EXERCISE INSTRUCTIONS: Output, word for word, the portion of the article below starting with "Other aspects of" and going on through "methods disclosed herein.".

According to another aspect, a (e.g. non-transitory) computer readable medium, computer program, or computer program product, comprising stored thereon statements and instructions which, when executed by a computer processor of a network element, or a combination of the network element and one or more of the sources, cause the network element, or the combination of the network element and the one or more of the sources, to perform one or more methods described herein.
According to another aspect, an apparatus or system is provided, where the apparatus includes modules configured to perform one or more methods described herein. According to another aspect, another apparatus or system is provided that includes computing electronics and is configured to perform the methods described herein. According to another aspect, another apparatus is provided that includes processing and wireless communication electronics and is configured to operate as described herein. According to another aspect, a system is provided that includes one or more apparatuses as described herein.
According to another aspect, an apparatus is provided, where the apparatus includes a memory, configured to store a program. The apparatus further includes a processor, configured to execute the program stored in the memory, and when the program stored in the memory is executed, the processor is configured to perform the methods in the different aspects described herein.
According to another aspect, a method is provided for execution by processing and wireless communication electronics. The method includes performing operations as described herein. In some embodiments a computer program product is provided. The computer program product includes a non-transitory computer readable medium having recorded thereon statements and instructions which, when executed by a computer, cause the computer to perform one or more methods described herein.
According to another aspect, a chip is provided, where the chip includes a processor and a data interface, and the processor reads, by using the data interface, an instruction stored in a memory, to perform the different aspects described herein.
Other aspects of the application provide for apparatus, and systems configured to implement the methods according to the different aspects disclosed herein. For example, wireless stations and access points can be configured with machine readable memory containing instructions, which when executed by the processors of these devices, configures the device to perform the methods disclosed herein.

ENTRIES:
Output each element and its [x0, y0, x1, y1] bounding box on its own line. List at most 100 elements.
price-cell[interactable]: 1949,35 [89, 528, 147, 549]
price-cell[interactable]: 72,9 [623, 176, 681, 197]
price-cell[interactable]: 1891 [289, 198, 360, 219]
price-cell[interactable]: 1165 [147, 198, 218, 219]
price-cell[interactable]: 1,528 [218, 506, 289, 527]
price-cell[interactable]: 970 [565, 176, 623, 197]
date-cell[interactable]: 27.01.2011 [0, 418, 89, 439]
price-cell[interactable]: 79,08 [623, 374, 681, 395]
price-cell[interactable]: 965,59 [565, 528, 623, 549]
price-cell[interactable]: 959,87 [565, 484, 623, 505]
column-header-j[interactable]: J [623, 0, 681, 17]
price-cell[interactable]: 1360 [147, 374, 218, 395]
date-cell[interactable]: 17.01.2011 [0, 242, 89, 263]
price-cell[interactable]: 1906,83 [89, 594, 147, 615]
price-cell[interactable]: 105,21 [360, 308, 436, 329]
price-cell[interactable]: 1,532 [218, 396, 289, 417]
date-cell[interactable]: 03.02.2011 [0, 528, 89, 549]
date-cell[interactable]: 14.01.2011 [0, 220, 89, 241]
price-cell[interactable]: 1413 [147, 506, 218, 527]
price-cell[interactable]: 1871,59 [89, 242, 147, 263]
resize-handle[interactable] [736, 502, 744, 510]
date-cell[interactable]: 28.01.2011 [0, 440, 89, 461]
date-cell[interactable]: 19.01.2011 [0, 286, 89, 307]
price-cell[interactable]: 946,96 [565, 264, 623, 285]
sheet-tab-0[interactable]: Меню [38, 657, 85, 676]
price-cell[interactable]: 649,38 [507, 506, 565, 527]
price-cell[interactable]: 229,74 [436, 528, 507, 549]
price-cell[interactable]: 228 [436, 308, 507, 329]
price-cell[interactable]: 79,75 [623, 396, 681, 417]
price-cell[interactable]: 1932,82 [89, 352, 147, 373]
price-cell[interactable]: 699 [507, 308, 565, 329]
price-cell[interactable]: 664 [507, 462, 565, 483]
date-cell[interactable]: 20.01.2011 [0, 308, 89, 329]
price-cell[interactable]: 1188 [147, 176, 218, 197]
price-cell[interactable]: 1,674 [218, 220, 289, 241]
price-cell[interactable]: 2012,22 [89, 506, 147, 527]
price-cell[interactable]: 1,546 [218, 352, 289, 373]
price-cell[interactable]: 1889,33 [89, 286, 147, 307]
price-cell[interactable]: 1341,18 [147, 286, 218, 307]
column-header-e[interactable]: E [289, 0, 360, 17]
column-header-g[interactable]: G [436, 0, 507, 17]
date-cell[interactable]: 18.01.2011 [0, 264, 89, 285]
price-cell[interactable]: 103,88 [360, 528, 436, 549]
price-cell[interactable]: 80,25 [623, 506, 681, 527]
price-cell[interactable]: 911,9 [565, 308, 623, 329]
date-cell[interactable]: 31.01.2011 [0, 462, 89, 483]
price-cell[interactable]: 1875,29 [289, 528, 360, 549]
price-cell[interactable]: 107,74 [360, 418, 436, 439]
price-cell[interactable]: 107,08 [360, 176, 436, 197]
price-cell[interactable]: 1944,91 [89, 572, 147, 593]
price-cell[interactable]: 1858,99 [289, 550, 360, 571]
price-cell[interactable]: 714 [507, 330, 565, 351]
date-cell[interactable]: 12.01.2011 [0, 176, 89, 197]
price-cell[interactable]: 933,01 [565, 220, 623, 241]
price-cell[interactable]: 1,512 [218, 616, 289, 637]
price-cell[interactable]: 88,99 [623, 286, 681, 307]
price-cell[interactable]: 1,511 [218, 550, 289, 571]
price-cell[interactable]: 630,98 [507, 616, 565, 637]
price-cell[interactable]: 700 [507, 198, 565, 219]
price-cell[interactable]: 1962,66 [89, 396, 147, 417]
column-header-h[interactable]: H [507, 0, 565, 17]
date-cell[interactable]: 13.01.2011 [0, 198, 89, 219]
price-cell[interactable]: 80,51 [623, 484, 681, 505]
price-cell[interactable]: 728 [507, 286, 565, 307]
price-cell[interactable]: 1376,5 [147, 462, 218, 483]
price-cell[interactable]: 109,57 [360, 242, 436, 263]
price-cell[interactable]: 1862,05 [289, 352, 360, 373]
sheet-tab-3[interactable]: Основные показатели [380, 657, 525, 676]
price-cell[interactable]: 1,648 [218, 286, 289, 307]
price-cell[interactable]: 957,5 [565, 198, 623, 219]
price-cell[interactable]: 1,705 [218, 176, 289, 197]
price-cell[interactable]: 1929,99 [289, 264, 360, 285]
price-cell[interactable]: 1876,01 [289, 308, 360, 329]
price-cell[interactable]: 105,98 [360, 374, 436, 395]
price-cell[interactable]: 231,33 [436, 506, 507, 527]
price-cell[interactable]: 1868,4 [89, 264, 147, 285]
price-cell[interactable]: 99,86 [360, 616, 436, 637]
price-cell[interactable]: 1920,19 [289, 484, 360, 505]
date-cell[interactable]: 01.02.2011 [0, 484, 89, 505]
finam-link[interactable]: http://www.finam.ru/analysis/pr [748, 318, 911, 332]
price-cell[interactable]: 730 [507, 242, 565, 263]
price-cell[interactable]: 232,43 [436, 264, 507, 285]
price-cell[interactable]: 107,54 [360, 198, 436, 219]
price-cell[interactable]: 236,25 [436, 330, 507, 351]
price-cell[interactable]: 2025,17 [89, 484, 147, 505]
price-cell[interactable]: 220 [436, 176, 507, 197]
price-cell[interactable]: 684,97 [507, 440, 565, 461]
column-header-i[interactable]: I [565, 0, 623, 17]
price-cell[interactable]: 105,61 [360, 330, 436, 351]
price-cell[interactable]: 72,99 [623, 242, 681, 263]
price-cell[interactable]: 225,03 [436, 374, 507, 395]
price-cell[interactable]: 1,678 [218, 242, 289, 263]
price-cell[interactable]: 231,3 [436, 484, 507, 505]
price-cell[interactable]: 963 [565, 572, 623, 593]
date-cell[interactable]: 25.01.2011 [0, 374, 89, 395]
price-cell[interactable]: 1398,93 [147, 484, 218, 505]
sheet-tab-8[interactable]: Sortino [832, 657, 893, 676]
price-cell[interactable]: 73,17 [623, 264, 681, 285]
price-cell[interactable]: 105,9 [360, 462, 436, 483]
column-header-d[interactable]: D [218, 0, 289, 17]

RESPONSE TO THIS TASK:
Other aspects of the application provide for apparatus, and systems configured to implement the methods according to the different aspects disclosed herein. For example, wireless stations and access points can be configured with machine readable memory containing instructions, which when executed by the processors of these devices, configures the device to perform the methods disclosed herein.